— Start Recorded information —

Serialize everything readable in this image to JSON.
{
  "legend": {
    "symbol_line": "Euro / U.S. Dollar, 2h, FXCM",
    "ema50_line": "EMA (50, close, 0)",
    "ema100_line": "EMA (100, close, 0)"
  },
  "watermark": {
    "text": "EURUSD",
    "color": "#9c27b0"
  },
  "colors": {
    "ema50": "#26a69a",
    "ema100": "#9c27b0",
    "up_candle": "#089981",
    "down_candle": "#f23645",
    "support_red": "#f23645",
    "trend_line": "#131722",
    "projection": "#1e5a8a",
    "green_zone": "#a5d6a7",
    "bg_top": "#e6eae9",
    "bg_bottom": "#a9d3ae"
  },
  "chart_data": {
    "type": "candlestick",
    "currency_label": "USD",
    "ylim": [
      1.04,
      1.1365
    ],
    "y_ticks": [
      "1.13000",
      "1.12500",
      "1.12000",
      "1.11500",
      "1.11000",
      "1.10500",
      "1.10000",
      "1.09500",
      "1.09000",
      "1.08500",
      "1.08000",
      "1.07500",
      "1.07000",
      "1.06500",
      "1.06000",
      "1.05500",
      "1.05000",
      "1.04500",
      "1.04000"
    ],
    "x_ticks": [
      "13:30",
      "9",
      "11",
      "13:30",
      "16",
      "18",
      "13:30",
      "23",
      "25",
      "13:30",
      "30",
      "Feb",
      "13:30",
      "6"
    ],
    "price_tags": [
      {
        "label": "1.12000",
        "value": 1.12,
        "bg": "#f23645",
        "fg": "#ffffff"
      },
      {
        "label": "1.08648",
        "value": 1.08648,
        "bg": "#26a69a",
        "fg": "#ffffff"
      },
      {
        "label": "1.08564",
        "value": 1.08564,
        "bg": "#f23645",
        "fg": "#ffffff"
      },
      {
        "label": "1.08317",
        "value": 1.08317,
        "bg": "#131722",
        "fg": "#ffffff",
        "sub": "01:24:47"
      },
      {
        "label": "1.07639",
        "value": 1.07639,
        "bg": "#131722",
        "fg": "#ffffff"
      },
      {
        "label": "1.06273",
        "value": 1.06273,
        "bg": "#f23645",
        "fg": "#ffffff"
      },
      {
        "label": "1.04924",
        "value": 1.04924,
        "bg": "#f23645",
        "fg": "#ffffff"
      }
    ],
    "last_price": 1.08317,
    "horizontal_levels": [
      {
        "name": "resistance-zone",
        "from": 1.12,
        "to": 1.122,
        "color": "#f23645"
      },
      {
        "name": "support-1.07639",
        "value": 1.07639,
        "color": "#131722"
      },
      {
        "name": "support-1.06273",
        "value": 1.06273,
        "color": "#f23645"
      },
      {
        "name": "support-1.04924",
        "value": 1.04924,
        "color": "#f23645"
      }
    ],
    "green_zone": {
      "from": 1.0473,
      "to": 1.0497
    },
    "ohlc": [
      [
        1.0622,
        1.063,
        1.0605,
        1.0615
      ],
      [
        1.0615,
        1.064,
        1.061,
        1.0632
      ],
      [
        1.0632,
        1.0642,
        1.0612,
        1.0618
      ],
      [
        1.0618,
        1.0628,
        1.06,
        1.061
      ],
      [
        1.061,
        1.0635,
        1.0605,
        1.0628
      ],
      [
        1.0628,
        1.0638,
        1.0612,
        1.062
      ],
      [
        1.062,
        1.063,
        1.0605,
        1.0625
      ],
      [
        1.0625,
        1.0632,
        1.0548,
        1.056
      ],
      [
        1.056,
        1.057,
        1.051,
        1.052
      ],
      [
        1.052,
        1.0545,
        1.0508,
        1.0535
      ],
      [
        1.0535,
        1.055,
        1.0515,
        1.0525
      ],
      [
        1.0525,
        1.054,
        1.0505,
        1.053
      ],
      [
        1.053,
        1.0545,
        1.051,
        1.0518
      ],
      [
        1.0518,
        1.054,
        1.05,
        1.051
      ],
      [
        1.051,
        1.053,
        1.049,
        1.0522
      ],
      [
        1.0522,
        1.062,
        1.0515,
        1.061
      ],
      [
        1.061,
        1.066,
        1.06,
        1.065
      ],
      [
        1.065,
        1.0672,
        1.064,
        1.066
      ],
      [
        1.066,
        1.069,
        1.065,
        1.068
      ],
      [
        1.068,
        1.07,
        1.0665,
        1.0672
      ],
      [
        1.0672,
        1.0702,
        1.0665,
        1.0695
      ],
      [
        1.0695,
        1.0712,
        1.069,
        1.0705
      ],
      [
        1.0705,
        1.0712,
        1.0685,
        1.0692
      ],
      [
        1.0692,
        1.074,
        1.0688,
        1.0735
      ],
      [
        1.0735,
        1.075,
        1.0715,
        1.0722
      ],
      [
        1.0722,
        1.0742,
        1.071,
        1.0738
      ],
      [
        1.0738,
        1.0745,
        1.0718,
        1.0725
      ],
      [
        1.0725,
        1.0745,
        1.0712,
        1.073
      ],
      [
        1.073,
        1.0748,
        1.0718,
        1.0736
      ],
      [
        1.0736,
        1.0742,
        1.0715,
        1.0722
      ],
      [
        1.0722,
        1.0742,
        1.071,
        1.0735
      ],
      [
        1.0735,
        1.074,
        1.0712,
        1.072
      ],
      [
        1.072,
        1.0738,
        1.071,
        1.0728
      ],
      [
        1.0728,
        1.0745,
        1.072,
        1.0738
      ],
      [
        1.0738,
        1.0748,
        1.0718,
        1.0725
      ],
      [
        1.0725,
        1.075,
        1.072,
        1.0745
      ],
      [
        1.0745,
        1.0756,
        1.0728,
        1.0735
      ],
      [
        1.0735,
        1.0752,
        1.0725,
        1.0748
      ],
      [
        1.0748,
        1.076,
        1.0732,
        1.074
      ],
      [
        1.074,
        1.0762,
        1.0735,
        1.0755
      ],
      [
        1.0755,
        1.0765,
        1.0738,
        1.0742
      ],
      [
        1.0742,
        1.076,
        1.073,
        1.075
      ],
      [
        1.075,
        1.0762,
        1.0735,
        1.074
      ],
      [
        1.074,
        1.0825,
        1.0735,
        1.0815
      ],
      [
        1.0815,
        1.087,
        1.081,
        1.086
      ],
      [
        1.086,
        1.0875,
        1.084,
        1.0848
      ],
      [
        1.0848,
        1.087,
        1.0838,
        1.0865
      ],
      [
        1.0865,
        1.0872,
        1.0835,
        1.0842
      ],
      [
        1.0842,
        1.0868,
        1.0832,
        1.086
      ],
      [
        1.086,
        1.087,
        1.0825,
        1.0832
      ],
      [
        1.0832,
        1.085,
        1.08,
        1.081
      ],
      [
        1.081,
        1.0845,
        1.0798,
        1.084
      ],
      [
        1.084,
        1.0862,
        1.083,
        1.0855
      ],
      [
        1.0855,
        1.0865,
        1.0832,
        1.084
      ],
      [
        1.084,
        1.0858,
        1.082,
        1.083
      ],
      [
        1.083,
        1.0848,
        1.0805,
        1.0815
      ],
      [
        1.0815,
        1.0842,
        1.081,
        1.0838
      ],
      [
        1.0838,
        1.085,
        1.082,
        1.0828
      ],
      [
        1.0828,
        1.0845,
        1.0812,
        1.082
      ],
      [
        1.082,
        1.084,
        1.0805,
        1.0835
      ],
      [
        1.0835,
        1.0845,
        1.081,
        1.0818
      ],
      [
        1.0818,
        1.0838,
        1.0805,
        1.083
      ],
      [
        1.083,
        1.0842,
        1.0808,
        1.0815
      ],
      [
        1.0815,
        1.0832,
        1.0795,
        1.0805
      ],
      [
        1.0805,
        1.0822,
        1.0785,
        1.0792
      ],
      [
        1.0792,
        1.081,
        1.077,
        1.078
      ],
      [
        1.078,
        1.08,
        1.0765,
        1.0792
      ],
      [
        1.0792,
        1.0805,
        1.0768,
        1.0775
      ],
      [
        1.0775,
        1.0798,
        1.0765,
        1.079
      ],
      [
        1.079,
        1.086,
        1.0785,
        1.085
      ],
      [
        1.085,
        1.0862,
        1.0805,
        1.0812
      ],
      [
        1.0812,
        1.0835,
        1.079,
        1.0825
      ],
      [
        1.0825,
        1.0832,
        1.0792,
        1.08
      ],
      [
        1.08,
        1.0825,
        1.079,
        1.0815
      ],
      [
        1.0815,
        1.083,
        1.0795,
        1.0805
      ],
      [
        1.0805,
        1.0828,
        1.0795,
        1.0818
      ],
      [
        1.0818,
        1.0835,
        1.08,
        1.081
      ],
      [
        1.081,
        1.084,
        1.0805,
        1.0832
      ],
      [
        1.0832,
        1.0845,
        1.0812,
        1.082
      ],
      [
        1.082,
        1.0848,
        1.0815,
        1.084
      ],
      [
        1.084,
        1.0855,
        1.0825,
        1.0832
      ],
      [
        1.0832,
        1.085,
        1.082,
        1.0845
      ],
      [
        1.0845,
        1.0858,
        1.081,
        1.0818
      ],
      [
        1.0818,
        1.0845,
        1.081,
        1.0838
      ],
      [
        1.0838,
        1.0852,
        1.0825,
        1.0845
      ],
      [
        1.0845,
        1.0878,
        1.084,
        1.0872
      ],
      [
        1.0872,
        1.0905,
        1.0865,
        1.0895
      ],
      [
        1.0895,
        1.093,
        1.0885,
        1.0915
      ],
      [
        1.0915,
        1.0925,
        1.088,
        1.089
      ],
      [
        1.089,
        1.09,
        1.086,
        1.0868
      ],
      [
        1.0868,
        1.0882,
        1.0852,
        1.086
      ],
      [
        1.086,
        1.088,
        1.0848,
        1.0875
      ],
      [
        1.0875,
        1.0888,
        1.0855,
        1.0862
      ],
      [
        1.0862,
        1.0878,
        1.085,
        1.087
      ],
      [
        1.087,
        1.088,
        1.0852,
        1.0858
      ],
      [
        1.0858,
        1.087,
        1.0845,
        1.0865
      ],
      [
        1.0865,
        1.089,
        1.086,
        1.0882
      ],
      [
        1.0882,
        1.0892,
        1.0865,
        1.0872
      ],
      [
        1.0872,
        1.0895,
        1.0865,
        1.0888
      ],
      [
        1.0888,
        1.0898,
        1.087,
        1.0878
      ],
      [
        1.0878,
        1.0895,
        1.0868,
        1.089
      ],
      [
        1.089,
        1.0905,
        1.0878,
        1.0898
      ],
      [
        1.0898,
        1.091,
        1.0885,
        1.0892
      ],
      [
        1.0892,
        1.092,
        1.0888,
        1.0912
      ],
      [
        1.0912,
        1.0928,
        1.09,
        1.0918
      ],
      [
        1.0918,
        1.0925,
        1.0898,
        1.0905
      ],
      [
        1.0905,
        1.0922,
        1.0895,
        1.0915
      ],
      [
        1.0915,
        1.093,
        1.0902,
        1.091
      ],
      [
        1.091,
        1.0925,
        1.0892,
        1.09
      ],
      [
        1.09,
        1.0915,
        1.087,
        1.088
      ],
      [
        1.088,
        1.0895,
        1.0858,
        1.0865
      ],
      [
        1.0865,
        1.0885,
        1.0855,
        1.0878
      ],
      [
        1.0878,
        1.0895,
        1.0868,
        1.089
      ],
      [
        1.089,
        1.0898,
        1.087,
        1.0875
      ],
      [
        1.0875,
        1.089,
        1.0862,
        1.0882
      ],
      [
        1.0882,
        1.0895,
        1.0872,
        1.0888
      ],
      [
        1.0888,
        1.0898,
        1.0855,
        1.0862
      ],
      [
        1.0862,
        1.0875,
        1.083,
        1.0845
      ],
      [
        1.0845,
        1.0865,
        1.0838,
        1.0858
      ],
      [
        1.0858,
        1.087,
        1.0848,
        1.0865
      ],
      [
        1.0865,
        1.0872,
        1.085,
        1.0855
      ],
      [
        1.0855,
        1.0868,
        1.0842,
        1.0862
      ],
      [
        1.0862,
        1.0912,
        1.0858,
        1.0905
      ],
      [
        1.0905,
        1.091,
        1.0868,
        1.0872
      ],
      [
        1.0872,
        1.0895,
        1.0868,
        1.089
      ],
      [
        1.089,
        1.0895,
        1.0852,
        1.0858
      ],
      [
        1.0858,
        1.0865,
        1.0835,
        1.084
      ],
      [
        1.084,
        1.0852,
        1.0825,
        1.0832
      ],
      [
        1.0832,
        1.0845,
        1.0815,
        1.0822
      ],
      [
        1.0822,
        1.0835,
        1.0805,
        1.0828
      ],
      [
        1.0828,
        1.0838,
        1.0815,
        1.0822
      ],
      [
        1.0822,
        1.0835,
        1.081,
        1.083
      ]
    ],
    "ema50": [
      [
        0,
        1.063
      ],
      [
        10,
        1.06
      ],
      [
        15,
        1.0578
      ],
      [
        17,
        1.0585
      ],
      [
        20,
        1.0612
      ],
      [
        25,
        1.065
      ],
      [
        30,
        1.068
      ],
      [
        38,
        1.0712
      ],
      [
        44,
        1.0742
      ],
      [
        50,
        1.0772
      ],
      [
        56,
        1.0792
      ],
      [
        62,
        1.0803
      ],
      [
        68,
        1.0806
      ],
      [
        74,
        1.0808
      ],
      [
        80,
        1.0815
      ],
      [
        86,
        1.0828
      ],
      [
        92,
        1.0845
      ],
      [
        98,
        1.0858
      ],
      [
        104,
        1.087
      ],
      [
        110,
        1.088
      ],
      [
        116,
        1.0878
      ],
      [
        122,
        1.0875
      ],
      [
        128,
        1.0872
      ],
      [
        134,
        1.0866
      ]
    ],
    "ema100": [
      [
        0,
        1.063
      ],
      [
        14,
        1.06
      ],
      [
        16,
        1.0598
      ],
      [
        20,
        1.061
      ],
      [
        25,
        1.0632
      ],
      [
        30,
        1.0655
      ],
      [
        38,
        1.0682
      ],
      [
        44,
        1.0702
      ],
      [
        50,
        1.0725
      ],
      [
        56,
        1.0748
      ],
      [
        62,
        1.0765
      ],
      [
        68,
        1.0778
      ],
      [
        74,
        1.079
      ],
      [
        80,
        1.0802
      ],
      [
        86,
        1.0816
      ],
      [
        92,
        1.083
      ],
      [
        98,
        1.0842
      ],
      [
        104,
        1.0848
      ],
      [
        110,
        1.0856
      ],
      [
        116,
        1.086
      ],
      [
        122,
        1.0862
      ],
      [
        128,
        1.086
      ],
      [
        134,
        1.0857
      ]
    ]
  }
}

— End Recorded information —

*What to work on*.
Respond with the number of lines containing "close" and no additional words.

*Task solution*.
2